Exercise instructions: Reproduce the line that contains "Extract all readable text from this page." and every line after it through the end of the records, exactly, with nothing added.

________________________________________

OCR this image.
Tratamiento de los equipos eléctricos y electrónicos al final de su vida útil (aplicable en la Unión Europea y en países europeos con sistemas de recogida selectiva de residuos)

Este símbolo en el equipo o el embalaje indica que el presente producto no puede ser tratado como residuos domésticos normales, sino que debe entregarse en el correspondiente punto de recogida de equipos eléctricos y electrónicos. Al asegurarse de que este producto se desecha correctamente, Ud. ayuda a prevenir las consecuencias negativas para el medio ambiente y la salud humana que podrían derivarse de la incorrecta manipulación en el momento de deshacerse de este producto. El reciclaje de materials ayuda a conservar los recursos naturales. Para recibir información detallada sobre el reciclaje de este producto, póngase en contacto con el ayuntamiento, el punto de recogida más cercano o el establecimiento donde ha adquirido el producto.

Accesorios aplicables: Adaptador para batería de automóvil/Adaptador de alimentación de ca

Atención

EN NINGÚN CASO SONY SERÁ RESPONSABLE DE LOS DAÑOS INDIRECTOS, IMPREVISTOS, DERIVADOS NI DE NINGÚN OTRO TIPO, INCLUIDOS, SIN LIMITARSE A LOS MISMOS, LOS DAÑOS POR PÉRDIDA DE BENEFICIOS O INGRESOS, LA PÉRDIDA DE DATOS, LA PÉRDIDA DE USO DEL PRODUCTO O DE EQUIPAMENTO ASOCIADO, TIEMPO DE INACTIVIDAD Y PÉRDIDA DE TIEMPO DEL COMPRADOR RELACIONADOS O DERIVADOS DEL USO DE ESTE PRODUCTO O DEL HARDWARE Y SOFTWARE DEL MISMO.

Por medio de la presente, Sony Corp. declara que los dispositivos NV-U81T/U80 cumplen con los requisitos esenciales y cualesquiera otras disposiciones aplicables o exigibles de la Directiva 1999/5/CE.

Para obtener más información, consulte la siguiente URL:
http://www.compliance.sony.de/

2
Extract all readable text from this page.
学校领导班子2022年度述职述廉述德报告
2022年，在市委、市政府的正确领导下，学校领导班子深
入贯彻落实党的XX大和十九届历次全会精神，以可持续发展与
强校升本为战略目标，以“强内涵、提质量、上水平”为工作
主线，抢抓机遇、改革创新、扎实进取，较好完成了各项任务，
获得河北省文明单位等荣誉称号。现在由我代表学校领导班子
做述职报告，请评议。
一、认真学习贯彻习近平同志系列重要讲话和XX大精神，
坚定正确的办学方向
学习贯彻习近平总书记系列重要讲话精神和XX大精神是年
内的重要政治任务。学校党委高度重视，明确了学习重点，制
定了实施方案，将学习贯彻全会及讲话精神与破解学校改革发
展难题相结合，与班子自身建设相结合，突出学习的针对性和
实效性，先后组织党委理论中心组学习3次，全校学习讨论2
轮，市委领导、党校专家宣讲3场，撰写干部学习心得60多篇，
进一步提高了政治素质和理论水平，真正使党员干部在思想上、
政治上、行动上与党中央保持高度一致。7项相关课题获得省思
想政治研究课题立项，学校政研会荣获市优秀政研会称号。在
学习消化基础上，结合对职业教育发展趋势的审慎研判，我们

________________________________________

Result below:
Extract all readable text from this page.
学校领导班子2022年度述职述廉述德报告
2022年，在市委、市政府的正确领导下，学校领导班子深
入贯彻落实党的XX大和十九届历次全会精神，以可持续发展与
强校升本为战略目标，以“强内涵、提质量、上水平”为工作
主线，抢抓机遇、改革创新、扎实进取，较好完成了各项任务，
获得河北省文明单位等荣誉称号。现在由我代表学校领导班子
做述职报告，请评议。
一、认真学习贯彻习近平同志系列重要讲话和XX大精神，
坚定正确的办学方向
学习贯彻习近平总书记系列重要讲话精神和XX大精神是年
内的重要政治任务。学校党委高度重视，明确了学习重点，制
定了实施方案，将学习贯彻全会及讲话精神与破解学校改革发
展难题相结合，与班子自身建设相结合，突出学习的针对性和
实效性，先后组织党委理论中心组学习3次，全校学习讨论2
轮，市委领导、党校专家宣讲3场，撰写干部学习心得60多篇，
进一步提高了政治素质和理论水平，真正使党员干部在思想上、
政治上、行动上与党中央保持高度一致。7项相关课题获得省思
想政治研究课题立项，学校政研会荣获市优秀政研会称号。在
学习消化基础上，结合对职业教育发展趋势的审慎研判，我们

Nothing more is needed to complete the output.